● **WRITTEN INSTRUCTION**: Retype the whole listing below, character for character.

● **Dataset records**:
'''

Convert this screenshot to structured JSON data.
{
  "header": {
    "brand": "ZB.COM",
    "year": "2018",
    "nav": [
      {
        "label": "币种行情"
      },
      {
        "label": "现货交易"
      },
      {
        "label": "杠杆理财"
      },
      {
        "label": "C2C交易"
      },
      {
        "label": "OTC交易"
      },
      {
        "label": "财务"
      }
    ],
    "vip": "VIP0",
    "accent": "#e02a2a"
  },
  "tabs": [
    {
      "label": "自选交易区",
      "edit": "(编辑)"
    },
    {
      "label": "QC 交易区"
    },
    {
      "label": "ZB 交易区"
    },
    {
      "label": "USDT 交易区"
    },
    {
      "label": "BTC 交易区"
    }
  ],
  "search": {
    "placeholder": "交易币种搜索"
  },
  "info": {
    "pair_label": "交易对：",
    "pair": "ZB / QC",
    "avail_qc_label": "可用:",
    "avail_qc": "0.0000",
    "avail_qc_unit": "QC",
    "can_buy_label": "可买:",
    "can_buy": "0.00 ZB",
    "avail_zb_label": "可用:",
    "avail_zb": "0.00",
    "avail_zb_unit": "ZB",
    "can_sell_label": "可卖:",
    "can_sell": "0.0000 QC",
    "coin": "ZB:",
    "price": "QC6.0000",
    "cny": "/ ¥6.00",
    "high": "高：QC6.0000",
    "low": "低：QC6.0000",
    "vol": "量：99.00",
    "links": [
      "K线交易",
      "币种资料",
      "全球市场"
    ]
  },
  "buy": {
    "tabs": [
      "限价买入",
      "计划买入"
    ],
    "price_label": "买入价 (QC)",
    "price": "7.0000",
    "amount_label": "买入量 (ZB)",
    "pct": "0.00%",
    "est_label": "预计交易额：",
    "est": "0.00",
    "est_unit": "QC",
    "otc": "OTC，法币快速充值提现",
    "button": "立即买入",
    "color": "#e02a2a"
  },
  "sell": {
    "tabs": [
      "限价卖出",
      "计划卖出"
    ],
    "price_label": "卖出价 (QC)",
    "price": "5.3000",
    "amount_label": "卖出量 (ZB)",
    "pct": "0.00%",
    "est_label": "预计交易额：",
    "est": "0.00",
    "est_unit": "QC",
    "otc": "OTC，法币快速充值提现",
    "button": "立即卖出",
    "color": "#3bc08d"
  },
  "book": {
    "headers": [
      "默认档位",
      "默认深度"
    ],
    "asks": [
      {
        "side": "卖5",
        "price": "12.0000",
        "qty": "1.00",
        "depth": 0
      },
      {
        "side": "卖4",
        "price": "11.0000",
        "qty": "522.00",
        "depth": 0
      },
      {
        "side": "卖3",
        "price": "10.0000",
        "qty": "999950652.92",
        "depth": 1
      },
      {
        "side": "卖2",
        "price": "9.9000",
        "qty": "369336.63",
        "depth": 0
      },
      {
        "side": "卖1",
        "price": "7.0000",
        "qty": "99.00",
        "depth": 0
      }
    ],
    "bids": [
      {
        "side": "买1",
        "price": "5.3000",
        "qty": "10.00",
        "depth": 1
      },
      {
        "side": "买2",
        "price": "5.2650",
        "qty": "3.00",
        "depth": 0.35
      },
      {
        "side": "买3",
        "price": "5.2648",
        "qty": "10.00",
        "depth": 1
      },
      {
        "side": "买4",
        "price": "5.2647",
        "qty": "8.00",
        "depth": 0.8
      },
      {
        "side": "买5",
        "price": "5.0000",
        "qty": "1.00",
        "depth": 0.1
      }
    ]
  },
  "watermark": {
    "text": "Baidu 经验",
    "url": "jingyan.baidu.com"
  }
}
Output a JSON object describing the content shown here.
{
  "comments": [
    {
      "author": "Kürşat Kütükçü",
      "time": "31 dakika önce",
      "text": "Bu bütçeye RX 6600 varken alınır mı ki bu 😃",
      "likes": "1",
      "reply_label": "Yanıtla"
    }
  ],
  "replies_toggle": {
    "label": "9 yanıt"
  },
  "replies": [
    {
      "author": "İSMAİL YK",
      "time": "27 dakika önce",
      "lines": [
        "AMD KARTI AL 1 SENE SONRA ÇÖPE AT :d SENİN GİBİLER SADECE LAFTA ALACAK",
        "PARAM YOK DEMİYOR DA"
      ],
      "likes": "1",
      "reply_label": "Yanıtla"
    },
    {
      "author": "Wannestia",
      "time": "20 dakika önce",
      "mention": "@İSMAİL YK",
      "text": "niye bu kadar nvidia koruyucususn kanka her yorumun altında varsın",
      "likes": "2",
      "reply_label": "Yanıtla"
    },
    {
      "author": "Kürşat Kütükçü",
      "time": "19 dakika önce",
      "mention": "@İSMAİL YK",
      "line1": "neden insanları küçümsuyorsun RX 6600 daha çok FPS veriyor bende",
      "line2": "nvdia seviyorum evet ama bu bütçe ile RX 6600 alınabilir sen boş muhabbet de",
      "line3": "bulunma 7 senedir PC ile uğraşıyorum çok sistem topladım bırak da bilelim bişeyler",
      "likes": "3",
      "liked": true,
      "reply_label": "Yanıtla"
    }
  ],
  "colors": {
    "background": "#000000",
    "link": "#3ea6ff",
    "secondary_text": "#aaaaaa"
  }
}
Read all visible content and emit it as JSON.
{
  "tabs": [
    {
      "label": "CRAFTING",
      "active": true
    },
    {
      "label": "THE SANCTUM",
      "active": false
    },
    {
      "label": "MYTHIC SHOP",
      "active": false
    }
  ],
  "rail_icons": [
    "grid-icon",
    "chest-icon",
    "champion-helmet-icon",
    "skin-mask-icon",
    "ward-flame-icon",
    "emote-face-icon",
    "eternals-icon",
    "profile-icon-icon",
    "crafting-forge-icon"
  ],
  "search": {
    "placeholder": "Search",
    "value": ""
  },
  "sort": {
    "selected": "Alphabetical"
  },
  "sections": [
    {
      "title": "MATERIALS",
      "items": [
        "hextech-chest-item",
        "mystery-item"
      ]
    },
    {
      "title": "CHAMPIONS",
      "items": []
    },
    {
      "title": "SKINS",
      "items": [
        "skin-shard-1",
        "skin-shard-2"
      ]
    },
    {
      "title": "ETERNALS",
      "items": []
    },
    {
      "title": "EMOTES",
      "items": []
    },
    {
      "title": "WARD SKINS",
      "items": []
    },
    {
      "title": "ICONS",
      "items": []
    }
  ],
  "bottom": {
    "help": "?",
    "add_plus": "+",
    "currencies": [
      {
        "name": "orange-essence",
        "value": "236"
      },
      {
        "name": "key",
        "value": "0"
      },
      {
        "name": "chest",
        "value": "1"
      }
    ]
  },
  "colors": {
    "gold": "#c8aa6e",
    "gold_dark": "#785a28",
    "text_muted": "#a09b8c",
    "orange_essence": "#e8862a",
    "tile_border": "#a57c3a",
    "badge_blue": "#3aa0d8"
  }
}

'''

● **SOLUTION TO THIS TASK**:
Convert this screenshot to structured JSON data.
{
  "header": {
    "brand": "ZB.COM",
    "year": "2018",
    "nav": [
      {
        "label": "币种行情"
      },
      {
        "label": "现货交易"
      },
      {
        "label": "杠杆理财"
      },
      {
        "label": "C2C交易"
      },
      {
        "label": "OTC交易"
      },
      {
        "label": "财务"
      }
    ],
    "vip": "VIP0",
    "accent": "#e02a2a"
  },
  "tabs": [
    {
      "label": "自选交易区",
      "edit": "(编辑)"
    },
    {
      "label": "QC 交易区"
    },
    {
      "label": "ZB 交易区"
    },
    {
      "label": "USDT 交易区"
    },
    {
      "label": "BTC 交易区"
    }
  ],
  "search": {
    "placeholder": "交易币种搜索"
  },
  "info": {
    "pair_label": "交易对：",
    "pair": "ZB / QC",
    "avail_qc_label": "可用:",
    "avail_qc": "0.0000",
    "avail_qc_unit": "QC",
    "can_buy_label": "可买:",
    "can_buy": "0.00 ZB",
    "avail_zb_label": "可用:",
    "avail_zb": "0.00",
    "avail_zb_unit": "ZB",
    "can_sell_label": "可卖:",
    "can_sell": "0.0000 QC",
    "coin": "ZB:",
    "price": "QC6.0000",
    "cny": "/ ¥6.00",
    "high": "高：QC6.0000",
    "low": "低：QC6.0000",
    "vol": "量：99.00",
    "links": [
      "K线交易",
      "币种资料",
      "全球市场"
    ]
  },
  "buy": {
    "tabs": [
      "限价买入",
      "计划买入"
    ],
    "price_label": "买入价 (QC)",
    "price": "7.0000",
    "amount_label": "买入量 (ZB)",
    "pct": "0.00%",
    "est_label": "预计交易额：",
    "est": "0.00",
    "est_unit": "QC",
    "otc": "OTC，法币快速充值提现",
    "button": "立即买入",
    "color": "#e02a2a"
  },
  "sell": {
    "tabs": [
      "限价卖出",
      "计划卖出"
    ],
    "price_label": "卖出价 (QC)",
    "price": "5.3000",
    "amount_label": "卖出量 (ZB)",
    "pct": "0.00%",
    "est_label": "预计交易额：",
    "est": "0.00",
    "est_unit": "QC",
    "otc": "OTC，法币快速充值提现",
    "button": "立即卖出",
    "color": "#3bc08d"
  },
  "book": {
    "headers": [
      "默认档位",
      "默认深度"
    ],
    "asks": [
      {
        "side": "卖5",
        "price": "12.0000",
        "qty": "1.00",
        "depth": 0
      },
      {
        "side": "卖4",
        "price": "11.0000",
        "qty": "522.00",
        "depth": 0
      },
      {
        "side": "卖3",
        "price": "10.0000",
        "qty": "999950652.92",
        "depth": 1
      },
      {
        "side": "卖2",
        "price": "9.9000",
        "qty": "369336.63",
        "depth": 0
      },
      {
        "side": "卖1",
        "price": "7.0000",
        "qty": "99.00",
        "depth": 0
      }
    ],
    "bids": [
      {
        "side": "买1",
        "price": "5.3000",
        "qty": "10.00",
        "depth": 1
      },
      {
        "side": "买2",
        "price": "5.2650",
        "qty": "3.00",
        "depth": 0.35
      },
      {
        "side": "买3",
        "price": "5.2648",
        "qty": "10.00",
        "depth": 1
      },
      {
        "side": "买4",
        "price": "5.2647",
        "qty": "8.00",
        "depth": 0.8
      },
      {
        "side": "买5",
        "price": "5.0000",
        "qty": "1.00",
        "depth": 0.1
      }
    ]
  },
  "watermark": {
    "text": "Baidu 经验",
    "url": "jingyan.baidu.com"
  }
}
Output a JSON object describing the content shown here.
{
  "comments": [
    {
      "author": "Kürşat Kütükçü",
      "time": "31 dakika önce",
      "text": "Bu bütçeye RX 6600 varken alınır mı ki bu 😃",
      "likes": "1",
      "reply_label": "Yanıtla"
    }
  ],
  "replies_toggle": {
    "label": "9 yanıt"
  },
  "replies": [
    {
      "author": "İSMAİL YK",
      "time": "27 dakika önce",
      "lines": [
        "AMD KARTI AL 1 SENE SONRA ÇÖPE AT :d SENİN GİBİLER SADECE LAFTA ALACAK",
        "PARAM YOK DEMİYOR DA"
      ],
      "likes": "1",
      "reply_label": "Yanıtla"
    },
    {
      "author": "Wannestia",
      "time": "20 dakika önce",
      "mention": "@İSMAİL YK",
      "text": "niye bu kadar nvidia koruyucususn kanka her yorumun altında varsın",
      "likes": "2",
      "reply_label": "Yanıtla"
    },
    {
      "author": "Kürşat Kütükçü",
      "time": "19 dakika önce",
      "mention": "@İSMAİL YK",
      "line1": "neden insanları küçümsuyorsun RX 6600 daha çok FPS veriyor bende",
      "line2": "nvdia seviyorum evet ama bu bütçe ile RX 6600 alınabilir sen boş muhabbet de",
      "line3": "bulunma 7 senedir PC ile uğraşıyorum çok sistem topladım bırak da bilelim bişeyler",
      "likes": "3",
      "liked": true,
      "reply_label": "Yanıtla"
    }
  ],
  "colors": {
    "background": "#000000",
    "link": "#3ea6ff",
    "secondary_text": "#aaaaaa"
  }
}
Read all visible content and emit it as JSON.
{
  "tabs": [
    {
      "label": "CRAFTING",
      "active": true
    },
    {
      "label": "THE SANCTUM",
      "active": false
    },
    {
      "label": "MYTHIC SHOP",
      "active": false
    }
  ],
  "rail_icons": [
    "grid-icon",
    "chest-icon",
    "champion-helmet-icon",
    "skin-mask-icon",
    "ward-flame-icon",
    "emote-face-icon",
    "eternals-icon",
    "profile-icon-icon",
    "crafting-forge-icon"
  ],
  "search": {
    "placeholder": "Search",
    "value": ""
  },
  "sort": {
    "selected": "Alphabetical"
  },
  "sections": [
    {
      "title": "MATERIALS",
      "items": [
        "hextech-chest-item",
        "mystery-item"
      ]
    },
    {
      "title": "CHAMPIONS",
      "items": []
    },
    {
      "title": "SKINS",
      "items": [
        "skin-shard-1",
        "skin-shard-2"
      ]
    },
    {
      "title": "ETERNALS",
      "items": []
    },
    {
      "title": "EMOTES",
      "items": []
    },
    {
      "title": "WARD SKINS",
      "items": []
    },
    {
      "title": "ICONS",
      "items": []
    }
  ],
  "bottom": {
    "help": "?",
    "add_plus": "+",
    "currencies": [
      {
        "name": "orange-essence",
        "value": "236"
      },
      {
        "name": "key",
        "value": "0"
      },
      {
        "name": "chest",
        "value": "1"
      }
    ]
  },
  "colors": {
    "gold": "#c8aa6e",
    "gold_dark": "#785a28",
    "text_muted": "#a09b8c",
    "orange_essence": "#e8862a",
    "tile_border": "#a57c3a",
    "badge_blue": "#3aa0d8"
  }
}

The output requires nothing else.